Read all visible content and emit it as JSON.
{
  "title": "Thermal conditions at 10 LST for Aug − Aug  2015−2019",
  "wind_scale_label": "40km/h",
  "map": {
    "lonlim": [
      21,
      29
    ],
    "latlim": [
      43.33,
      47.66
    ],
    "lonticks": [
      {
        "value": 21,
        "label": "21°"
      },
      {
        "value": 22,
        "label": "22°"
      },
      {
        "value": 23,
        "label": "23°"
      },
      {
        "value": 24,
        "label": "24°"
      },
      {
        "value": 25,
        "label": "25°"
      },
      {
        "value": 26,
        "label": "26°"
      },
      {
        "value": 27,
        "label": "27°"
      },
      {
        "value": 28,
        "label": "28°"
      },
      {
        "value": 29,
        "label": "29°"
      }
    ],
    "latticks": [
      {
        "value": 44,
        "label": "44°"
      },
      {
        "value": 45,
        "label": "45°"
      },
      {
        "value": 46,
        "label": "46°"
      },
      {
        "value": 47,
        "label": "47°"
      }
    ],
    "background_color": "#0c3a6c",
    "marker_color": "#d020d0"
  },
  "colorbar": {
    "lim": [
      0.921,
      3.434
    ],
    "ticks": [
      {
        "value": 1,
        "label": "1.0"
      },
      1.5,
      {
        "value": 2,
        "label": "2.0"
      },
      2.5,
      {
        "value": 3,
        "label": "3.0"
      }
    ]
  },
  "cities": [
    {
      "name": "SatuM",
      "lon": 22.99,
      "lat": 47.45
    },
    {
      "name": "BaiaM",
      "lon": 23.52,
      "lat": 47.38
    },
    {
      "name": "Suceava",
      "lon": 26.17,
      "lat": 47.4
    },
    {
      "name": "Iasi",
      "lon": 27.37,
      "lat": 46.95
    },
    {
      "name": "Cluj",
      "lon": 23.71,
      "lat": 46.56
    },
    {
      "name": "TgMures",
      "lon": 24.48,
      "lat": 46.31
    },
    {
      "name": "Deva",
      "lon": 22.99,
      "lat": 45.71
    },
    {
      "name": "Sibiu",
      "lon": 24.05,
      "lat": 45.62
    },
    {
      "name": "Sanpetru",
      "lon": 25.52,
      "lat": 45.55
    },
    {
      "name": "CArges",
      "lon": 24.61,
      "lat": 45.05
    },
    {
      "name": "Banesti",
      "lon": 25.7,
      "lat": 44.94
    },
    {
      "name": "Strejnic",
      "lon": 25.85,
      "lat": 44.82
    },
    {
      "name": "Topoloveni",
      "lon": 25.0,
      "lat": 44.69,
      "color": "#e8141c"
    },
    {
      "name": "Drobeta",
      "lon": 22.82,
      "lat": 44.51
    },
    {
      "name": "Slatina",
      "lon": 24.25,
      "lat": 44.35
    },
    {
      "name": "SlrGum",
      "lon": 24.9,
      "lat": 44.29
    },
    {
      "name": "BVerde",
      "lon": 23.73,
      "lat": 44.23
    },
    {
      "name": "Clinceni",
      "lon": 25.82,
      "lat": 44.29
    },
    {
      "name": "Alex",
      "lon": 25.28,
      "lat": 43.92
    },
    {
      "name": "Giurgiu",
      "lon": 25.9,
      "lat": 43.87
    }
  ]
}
::::::
__Do this__: Take the data above and return it exactly.

__Solution below__:
Read all visible content and emit it as JSON.
{
  "title": "Thermal conditions at 10 LST for Aug − Aug  2015−2019",
  "wind_scale_label": "40km/h",
  "map": {
    "lonlim": [
      21,
      29
    ],
    "latlim": [
      43.33,
      47.66
    ],
    "lonticks": [
      {
        "value": 21,
        "label": "21°"
      },
      {
        "value": 22,
        "label": "22°"
      },
      {
        "value": 23,
        "label": "23°"
      },
      {
        "value": 24,
        "label": "24°"
      },
      {
        "value": 25,
        "label": "25°"
      },
      {
        "value": 26,
        "label": "26°"
      },
      {
        "value": 27,
        "label": "27°"
      },
      {
        "value": 28,
        "label": "28°"
      },
      {
        "value": 29,
        "label": "29°"
      }
    ],
    "latticks": [
      {
        "value": 44,
        "label": "44°"
      },
      {
        "value": 45,
        "label": "45°"
      },
      {
        "value": 46,
        "label": "46°"
      },
      {
        "value": 47,
        "label": "47°"
      }
    ],
    "background_color": "#0c3a6c",
    "marker_color": "#d020d0"
  },
  "colorbar": {
    "lim": [
      0.921,
      3.434
    ],
    "ticks": [
      {
        "value": 1,
        "label": "1.0"
      },
      1.5,
      {
        "value": 2,
        "label": "2.0"
      },
      2.5,
      {
        "value": 3,
        "label": "3.0"
      }
    ]
  },
  "cities": [
    {
      "name": "SatuM",
      "lon": 22.99,
      "lat": 47.45
    },
    {
      "name": "BaiaM",
      "lon": 23.52,
      "lat": 47.38
    },
    {
      "name": "Suceava",
      "lon": 26.17,
      "lat": 47.4
    },
    {
      "name": "Iasi",
      "lon": 27.37,
      "lat": 46.95
    },
    {
      "name": "Cluj",
      "lon": 23.71,
      "lat": 46.56
    },
    {
      "name": "TgMures",
      "lon": 24.48,
      "lat": 46.31
    },
    {
      "name": "Deva",
      "lon": 22.99,
      "lat": 45.71
    },
    {
      "name": "Sibiu",
      "lon": 24.05,
      "lat": 45.62
    },
    {
      "name": "Sanpetru",
      "lon": 25.52,
      "lat": 45.55
    },
    {
      "name": "CArges",
      "lon": 24.61,
      "lat": 45.05
    },
    {
      "name": "Banesti",
      "lon": 25.7,
      "lat": 44.94
    },
    {
      "name": "Strejnic",
      "lon": 25.85,
      "lat": 44.82
    },
    {
      "name": "Topoloveni",
      "lon": 25.0,
      "lat": 44.69,
      "color": "#e8141c"
    },
    {
      "name": "Drobeta",
      "lon": 22.82,
      "lat": 44.51
    },
    {
      "name": "Slatina",
      "lon": 24.25,
      "lat": 44.35
    },
    {
      "name": "SlrGum",
      "lon": 24.9,
      "lat": 44.29
    },
    {
      "name": "BVerde",
      "lon": 23.73,
      "lat": 44.23
    },
    {
      "name": "Clinceni",
      "lon": 25.82,
      "lat": 44.29
    },
    {
      "name": "Alex",
      "lon": 25.28,
      "lat": 43.92
    },
    {
      "name": "Giurgiu",
      "lon": 25.9,
      "lat": 43.87
    }
  ]
}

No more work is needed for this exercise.